##### INFORMATION SUPPLIED
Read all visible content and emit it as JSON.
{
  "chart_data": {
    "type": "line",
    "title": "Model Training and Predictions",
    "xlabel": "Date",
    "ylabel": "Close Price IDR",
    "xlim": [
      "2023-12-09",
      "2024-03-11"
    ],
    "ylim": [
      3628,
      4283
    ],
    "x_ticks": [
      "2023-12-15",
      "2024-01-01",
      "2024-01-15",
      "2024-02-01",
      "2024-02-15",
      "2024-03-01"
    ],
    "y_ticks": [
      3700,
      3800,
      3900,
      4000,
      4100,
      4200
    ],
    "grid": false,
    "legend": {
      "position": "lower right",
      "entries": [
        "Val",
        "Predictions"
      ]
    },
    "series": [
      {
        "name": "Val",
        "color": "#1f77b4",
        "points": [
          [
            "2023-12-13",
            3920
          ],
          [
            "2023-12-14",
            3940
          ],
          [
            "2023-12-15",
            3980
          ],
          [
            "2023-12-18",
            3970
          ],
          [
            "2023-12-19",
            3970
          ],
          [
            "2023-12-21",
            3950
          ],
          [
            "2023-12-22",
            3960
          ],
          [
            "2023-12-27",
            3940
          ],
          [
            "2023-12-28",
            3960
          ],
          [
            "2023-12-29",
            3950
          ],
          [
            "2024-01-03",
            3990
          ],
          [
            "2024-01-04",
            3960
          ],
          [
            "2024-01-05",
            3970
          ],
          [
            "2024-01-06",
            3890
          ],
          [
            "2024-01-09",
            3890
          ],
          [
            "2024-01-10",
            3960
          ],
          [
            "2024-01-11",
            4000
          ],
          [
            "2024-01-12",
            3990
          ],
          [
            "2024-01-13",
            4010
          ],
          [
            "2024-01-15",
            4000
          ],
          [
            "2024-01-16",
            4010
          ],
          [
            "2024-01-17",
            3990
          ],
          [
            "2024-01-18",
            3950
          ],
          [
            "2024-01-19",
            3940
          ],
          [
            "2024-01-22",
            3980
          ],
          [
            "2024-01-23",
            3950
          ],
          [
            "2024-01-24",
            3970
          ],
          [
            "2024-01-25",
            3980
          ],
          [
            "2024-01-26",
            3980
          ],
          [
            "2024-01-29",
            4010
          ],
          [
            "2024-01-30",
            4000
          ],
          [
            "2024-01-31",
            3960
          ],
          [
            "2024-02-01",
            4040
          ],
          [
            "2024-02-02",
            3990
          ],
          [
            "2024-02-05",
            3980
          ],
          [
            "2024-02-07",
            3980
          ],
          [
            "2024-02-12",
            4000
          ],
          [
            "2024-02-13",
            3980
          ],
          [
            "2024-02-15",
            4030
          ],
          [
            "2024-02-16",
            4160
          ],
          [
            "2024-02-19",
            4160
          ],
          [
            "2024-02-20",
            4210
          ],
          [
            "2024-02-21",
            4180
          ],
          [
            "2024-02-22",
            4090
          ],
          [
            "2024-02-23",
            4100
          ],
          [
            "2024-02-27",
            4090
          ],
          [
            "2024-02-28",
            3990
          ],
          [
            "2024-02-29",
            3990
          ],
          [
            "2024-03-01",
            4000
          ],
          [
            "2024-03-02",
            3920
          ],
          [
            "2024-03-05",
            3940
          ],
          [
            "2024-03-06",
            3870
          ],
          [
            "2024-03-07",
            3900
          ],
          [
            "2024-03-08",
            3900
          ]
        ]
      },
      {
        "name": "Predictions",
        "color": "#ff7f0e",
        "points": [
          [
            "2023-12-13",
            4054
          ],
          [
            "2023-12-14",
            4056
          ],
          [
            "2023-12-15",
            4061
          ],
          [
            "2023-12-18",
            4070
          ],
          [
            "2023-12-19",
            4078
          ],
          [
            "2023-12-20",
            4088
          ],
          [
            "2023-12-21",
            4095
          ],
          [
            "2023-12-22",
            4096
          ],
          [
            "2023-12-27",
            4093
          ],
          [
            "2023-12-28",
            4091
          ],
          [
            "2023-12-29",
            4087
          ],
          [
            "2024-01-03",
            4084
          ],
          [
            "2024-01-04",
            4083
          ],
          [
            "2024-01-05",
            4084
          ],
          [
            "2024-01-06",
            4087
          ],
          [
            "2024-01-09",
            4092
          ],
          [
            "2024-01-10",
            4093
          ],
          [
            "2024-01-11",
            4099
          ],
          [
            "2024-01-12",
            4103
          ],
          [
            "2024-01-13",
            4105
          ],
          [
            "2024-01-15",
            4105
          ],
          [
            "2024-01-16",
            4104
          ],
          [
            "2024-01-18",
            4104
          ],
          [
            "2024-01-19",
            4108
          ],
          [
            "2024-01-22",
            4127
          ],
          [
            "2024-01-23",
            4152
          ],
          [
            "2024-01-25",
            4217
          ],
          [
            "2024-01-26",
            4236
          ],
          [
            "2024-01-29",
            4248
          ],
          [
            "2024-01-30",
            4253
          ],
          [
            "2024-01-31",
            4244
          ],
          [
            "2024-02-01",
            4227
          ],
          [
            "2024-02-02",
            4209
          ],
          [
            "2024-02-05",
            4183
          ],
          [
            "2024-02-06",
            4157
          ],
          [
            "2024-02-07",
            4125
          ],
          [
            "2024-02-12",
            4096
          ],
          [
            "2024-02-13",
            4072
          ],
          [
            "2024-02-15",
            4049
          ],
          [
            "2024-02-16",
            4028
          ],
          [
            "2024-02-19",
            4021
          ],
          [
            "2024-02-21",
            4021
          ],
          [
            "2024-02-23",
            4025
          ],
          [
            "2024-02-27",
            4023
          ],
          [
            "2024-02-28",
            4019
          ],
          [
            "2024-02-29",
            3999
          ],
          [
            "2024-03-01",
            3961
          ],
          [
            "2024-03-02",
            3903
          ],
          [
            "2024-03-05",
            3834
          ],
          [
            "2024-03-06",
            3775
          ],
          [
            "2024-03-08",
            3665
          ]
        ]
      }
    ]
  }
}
##########
WHAT IS NEEDED:
Transcribe the data. Leave every line exactly as it is.

RESULT BELOW:
Read all visible content and emit it as JSON.
{
  "chart_data": {
    "type": "line",
    "title": "Model Training and Predictions",
    "xlabel": "Date",
    "ylabel": "Close Price IDR",
    "xlim": [
      "2023-12-09",
      "2024-03-11"
    ],
    "ylim": [
      3628,
      4283
    ],
    "x_ticks": [
      "2023-12-15",
      "2024-01-01",
      "2024-01-15",
      "2024-02-01",
      "2024-02-15",
      "2024-03-01"
    ],
    "y_ticks": [
      3700,
      3800,
      3900,
      4000,
      4100,
      4200
    ],
    "grid": false,
    "legend": {
      "position": "lower right",
      "entries": [
        "Val",
        "Predictions"
      ]
    },
    "series": [
      {
        "name": "Val",
        "color": "#1f77b4",
        "points": [
          [
            "2023-12-13",
            3920
          ],
          [
            "2023-12-14",
            3940
          ],
          [
            "2023-12-15",
            3980
          ],
          [
            "2023-12-18",
            3970
          ],
          [
            "2023-12-19",
            3970
          ],
          [
            "2023-12-21",
            3950
          ],
          [
            "2023-12-22",
            3960
          ],
          [
            "2023-12-27",
            3940
          ],
          [
            "2023-12-28",
            3960
          ],
          [
            "2023-12-29",
            3950
          ],
          [
            "2024-01-03",
            3990
          ],
          [
            "2024-01-04",
            3960
          ],
          [
            "2024-01-05",
            3970
          ],
          [
            "2024-01-06",
            3890
          ],
          [
            "2024-01-09",
            3890
          ],
          [
            "2024-01-10",
            3960
          ],
          [
            "2024-01-11",
            4000
          ],
          [
            "2024-01-12",
            3990
          ],
          [
            "2024-01-13",
            4010
          ],
          [
            "2024-01-15",
            4000
          ],
          [
            "2024-01-16",
            4010
          ],
          [
            "2024-01-17",
            3990
          ],
          [
            "2024-01-18",
            3950
          ],
          [
            "2024-01-19",
            3940
          ],
          [
            "2024-01-22",
            3980
          ],
          [
            "2024-01-23",
            3950
          ],
          [
            "2024-01-24",
            3970
          ],
          [
            "2024-01-25",
            3980
          ],
          [
            "2024-01-26",
            3980
          ],
          [
            "2024-01-29",
            4010
          ],
          [
            "2024-01-30",
            4000
          ],
          [
            "2024-01-31",
            3960
          ],
          [
            "2024-02-01",
            4040
          ],
          [
            "2024-02-02",
            3990
          ],
          [
            "2024-02-05",
            3980
          ],
          [
            "2024-02-07",
            3980
          ],
          [
            "2024-02-12",
            4000
          ],
          [
            "2024-02-13",
            3980
          ],
          [
            "2024-02-15",
            4030
          ],
          [
            "2024-02-16",
            4160
          ],
          [
            "2024-02-19",
            4160
          ],
          [
            "2024-02-20",
            4210
          ],
          [
            "2024-02-21",
            4180
          ],
          [
            "2024-02-22",
            4090
          ],
          [
            "2024-02-23",
            4100
          ],
          [
            "2024-02-27",
            4090
          ],
          [
            "2024-02-28",
            3990
          ],
          [
            "2024-02-29",
            3990
          ],
          [
            "2024-03-01",
            4000
          ],
          [
            "2024-03-02",
            3920
          ],
          [
            "2024-03-05",
            3940
          ],
          [
            "2024-03-06",
            3870
          ],
          [
            "2024-03-07",
            3900
          ],
          [
            "2024-03-08",
            3900
          ]
        ]
      },
      {
        "name": "Predictions",
        "color": "#ff7f0e",
        "points": [
          [
            "2023-12-13",
            4054
          ],
          [
            "2023-12-14",
            4056
          ],
          [
            "2023-12-15",
            4061
          ],
          [
            "2023-12-18",
            4070
          ],
          [
            "2023-12-19",
            4078
          ],
          [
            "2023-12-20",
            4088
          ],
          [
            "2023-12-21",
            4095
          ],
          [
            "2023-12-22",
            4096
          ],
          [
            "2023-12-27",
            4093
          ],
          [
            "2023-12-28",
            4091
          ],
          [
            "2023-12-29",
            4087
          ],
          [
            "2024-01-03",
            4084
          ],
          [
            "2024-01-04",
            4083
          ],
          [
            "2024-01-05",
            4084
          ],
          [
            "2024-01-06",
            4087
          ],
          [
            "2024-01-09",
            4092
          ],
          [
            "2024-01-10",
            4093
          ],
          [
            "2024-01-11",
            4099
          ],
          [
            "2024-01-12",
            4103
          ],
          [
            "2024-01-13",
            4105
          ],
          [
            "2024-01-15",
            4105
          ],
          [
            "2024-01-16",
            4104
          ],
          [
            "2024-01-18",
            4104
          ],
          [
            "2024-01-19",
            4108
          ],
          [
            "2024-01-22",
            4127
          ],
          [
            "2024-01-23",
            4152
          ],
          [
            "2024-01-25",
            4217
          ],
          [
            "2024-01-26",
            4236
          ],
          [
            "2024-01-29",
            4248
          ],
          [
            "2024-01-30",
            4253
          ],
          [
            "2024-01-31",
            4244
          ],
          [
            "2024-02-01",
            4227
          ],
          [
            "2024-02-02",
            4209
          ],
          [
            "2024-02-05",
            4183
          ],
          [
            "2024-02-06",
            4157
          ],
          [
            "2024-02-07",
            4125
          ],
          [
            "2024-02-12",
            4096
          ],
          [
            "2024-02-13",
            4072
          ],
          [
            "2024-02-15",
            4049
          ],
          [
            "2024-02-16",
            4028
          ],
          [
            "2024-02-19",
            4021
          ],
          [
            "2024-02-21",
            4021
          ],
          [
            "2024-02-23",
            4025
          ],
          [
            "2024-02-27",
            4023
          ],
          [
            "2024-02-28",
            4019
          ],
          [
            "2024-02-29",
            3999
          ],
          [
            "2024-03-01",
            3961
          ],
          [
            "2024-03-02",
            3903
          ],
          [
            "2024-03-05",
            3834
          ],
          [
            "2024-03-06",
            3775
          ],
          [
            "2024-03-08",
            3665
          ]
        ]
      }
    ]
  }
}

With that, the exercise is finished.